Your copy should begin at the line containing "Read all visible content and emit it as JSON." and end at the last line of the records; transcribe those lines exactly and leave out every picture.

• **Material supplied**:
▼

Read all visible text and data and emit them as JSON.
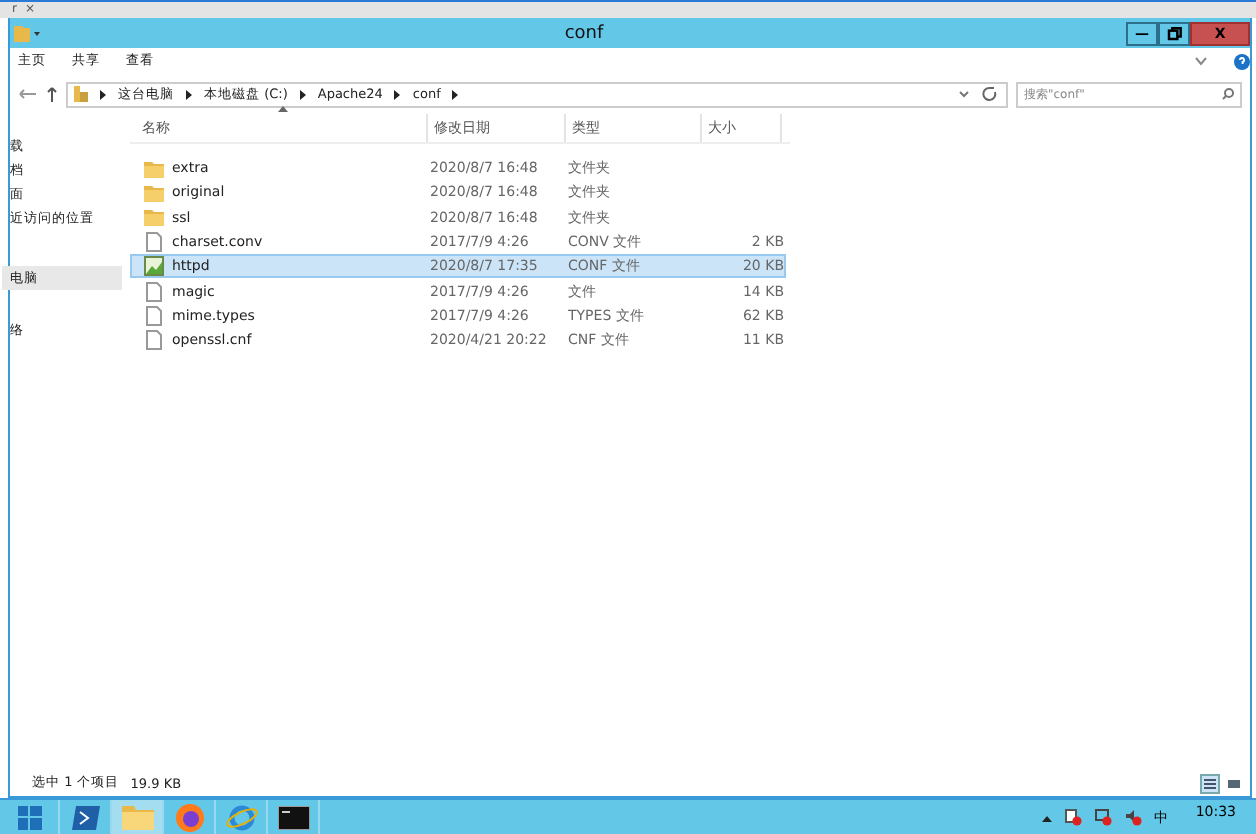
{
  "browser_tab": {
    "label": "r",
    "close": "×"
  },
  "window": {
    "title": "conf",
    "minimize": "—",
    "close": "X"
  },
  "ribbon_tabs": [
    {
      "label": "主页",
      "selected": false
    },
    {
      "label": "共享",
      "selected": false
    },
    {
      "label": "查看",
      "selected": false
    }
  ],
  "address": {
    "path": [
      "这台电脑",
      "本地磁盘 (C:)",
      "Apache24",
      "conf"
    ]
  },
  "search": {
    "placeholder": "搜索\"conf\""
  },
  "sidebar": {
    "items": [
      {
        "label": "载",
        "selected": false
      },
      {
        "label": "档",
        "selected": false
      },
      {
        "label": "面",
        "selected": false
      },
      {
        "label": "近访问的位置",
        "selected": false
      },
      {
        "label": "电脑",
        "selected": true
      },
      {
        "label": "络",
        "selected": false
      }
    ]
  },
  "table": {
    "columns": [
      "名称",
      "修改日期",
      "类型",
      "大小"
    ],
    "rows": [
      {
        "kind": "folder",
        "name": "extra",
        "date": "2020/8/7 16:48",
        "type": "文件夹",
        "size": "",
        "selected": false
      },
      {
        "kind": "folder",
        "name": "original",
        "date": "2020/8/7 16:48",
        "type": "文件夹",
        "size": "",
        "selected": false
      },
      {
        "kind": "folder",
        "name": "ssl",
        "date": "2020/8/7 16:48",
        "type": "文件夹",
        "size": "",
        "selected": false
      },
      {
        "kind": "file",
        "name": "charset.conv",
        "date": "2017/7/9 4:26",
        "type": "CONV 文件",
        "size": "2 KB",
        "selected": false
      },
      {
        "kind": "image",
        "name": "httpd",
        "date": "2020/8/7 17:35",
        "type": "CONF 文件",
        "size": "20 KB",
        "selected": true
      },
      {
        "kind": "file",
        "name": "magic",
        "date": "2017/7/9 4:26",
        "type": "文件",
        "size": "14 KB",
        "selected": false
      },
      {
        "kind": "file",
        "name": "mime.types",
        "date": "2017/7/9 4:26",
        "type": "TYPES 文件",
        "size": "62 KB",
        "selected": false
      },
      {
        "kind": "file",
        "name": "openssl.cnf",
        "date": "2020/4/21 20:22",
        "type": "CNF 文件",
        "size": "11 KB",
        "selected": false
      }
    ]
  },
  "status_bar": {
    "selection": "选中 1 个项目",
    "size": "19.9 KB"
  },
  "taskbar": {
    "apps": [
      {
        "kind": "powershell",
        "selected": false
      },
      {
        "kind": "explorer",
        "selected": true
      },
      {
        "kind": "firefox",
        "selected": false
      },
      {
        "kind": "ie",
        "selected": false
      },
      {
        "kind": "cmd",
        "selected": false
      }
    ],
    "ime": "中",
    "time": "10:33"
  }
}
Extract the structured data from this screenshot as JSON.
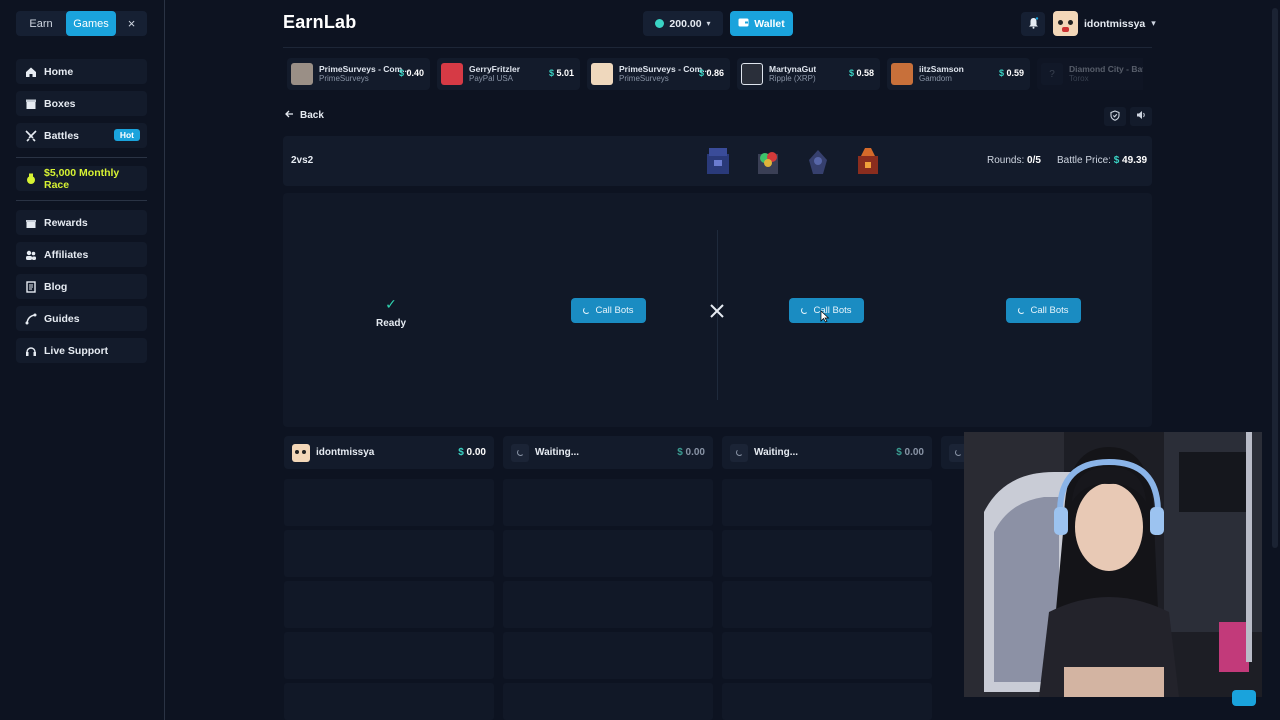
{
  "sidebar": {
    "tabs": [
      {
        "label": "Earn"
      },
      {
        "label": "Games"
      },
      {
        "label": "×"
      }
    ],
    "items": [
      {
        "label": "Home",
        "icon": "home-icon"
      },
      {
        "label": "Boxes",
        "icon": "box-icon"
      },
      {
        "label": "Battles",
        "icon": "swords-icon",
        "badge": "Hot"
      },
      {
        "label": "$5,000 Monthly Race",
        "icon": "medal-icon"
      },
      {
        "label": "Rewards",
        "icon": "gift-icon"
      },
      {
        "label": "Affiliates",
        "icon": "users-icon"
      },
      {
        "label": "Blog",
        "icon": "blog-icon"
      },
      {
        "label": "Guides",
        "icon": "guides-icon"
      },
      {
        "label": "Live Support",
        "icon": "headset-icon"
      }
    ]
  },
  "header": {
    "logo": "EarnLab",
    "balance": "200.00",
    "wallet_label": "Wallet",
    "username": "idontmissya"
  },
  "ticker": [
    {
      "name": "PrimeSurveys - Com...",
      "source": "PrimeSurveys",
      "amount": "0.40"
    },
    {
      "name": "GerryFritzler",
      "source": "PayPal USA",
      "amount": "5.01"
    },
    {
      "name": "PrimeSurveys - Com...",
      "source": "PrimeSurveys",
      "amount": "0.86"
    },
    {
      "name": "MartynaGut",
      "source": "Ripple (XRP)",
      "amount": "0.58"
    },
    {
      "name": "iitzSamson",
      "source": "Gamdom",
      "amount": "0.59"
    },
    {
      "name": "Diamond City - Bat...",
      "source": "Torox",
      "amount": ""
    }
  ],
  "nav": {
    "back_label": "Back"
  },
  "battle": {
    "mode": "2vs2",
    "rounds_label": "Rounds:",
    "rounds_value": "0/5",
    "price_label": "Battle Price:",
    "price_value": "49.39",
    "ready_label": "Ready",
    "call_bots_label": "Call Bots"
  },
  "players": [
    {
      "name": "idontmissya",
      "amount": "0.00"
    },
    {
      "name": "Waiting...",
      "amount": "0.00"
    },
    {
      "name": "Waiting...",
      "amount": "0.00"
    }
  ],
  "colors": {
    "accent": "#1aa3dc",
    "teal": "#3ad3c4",
    "race": "#d7f233",
    "bg": "#0d1321"
  }
}
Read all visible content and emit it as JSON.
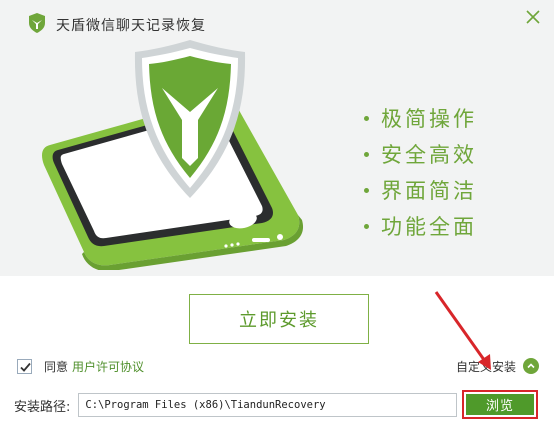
{
  "window": {
    "title": "天盾微信聊天记录恢复",
    "close_icon": "close-icon",
    "logo_icon": "shield-logo-icon"
  },
  "banner": {
    "features": [
      "极简操作",
      "安全高效",
      "界面简洁",
      "功能全面"
    ],
    "illustration": "phone-with-shield-illustration",
    "accent_color": "#6fa63a"
  },
  "actions": {
    "install_label": "立即安装",
    "agree_text": "同意",
    "license_link": "用户许可协议",
    "agree_checked": true,
    "custom_install_label": "自定义安装",
    "custom_install_icon": "chevron-up-icon"
  },
  "path": {
    "label": "安装路径:",
    "value": "C:\\Program Files (x86)\\TiandunRecovery",
    "browse_label": "浏览"
  },
  "colors": {
    "brand_green": "#6fa63a",
    "button_green": "#4f9a2a",
    "annotation_red": "#d8262a"
  }
}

▲

• **Response to this task**:
Read all visible content and emit it as JSON.
{
  "window": {
    "title": "天盾微信聊天记录恢复",
    "close_icon": "close-icon",
    "logo_icon": "shield-logo-icon"
  },
  "banner": {
    "features": [
      "极简操作",
      "安全高效",
      "界面简洁",
      "功能全面"
    ],
    "illustration": "phone-with-shield-illustration",
    "accent_color": "#6fa63a"
  },
  "actions": {
    "install_label": "立即安装",
    "agree_text": "同意",
    "license_link": "用户许可协议",
    "agree_checked": true,
    "custom_install_label": "自定义安装",
    "custom_install_icon": "chevron-up-icon"
  },
  "path": {
    "label": "安装路径:",
    "value": "C:\\Program Files (x86)\\TiandunRecovery",
    "browse_label": "浏览"
  },
  "colors": {
    "brand_green": "#6fa63a",
    "button_green": "#4f9a2a",
    "annotation_red": "#d8262a"
  }
}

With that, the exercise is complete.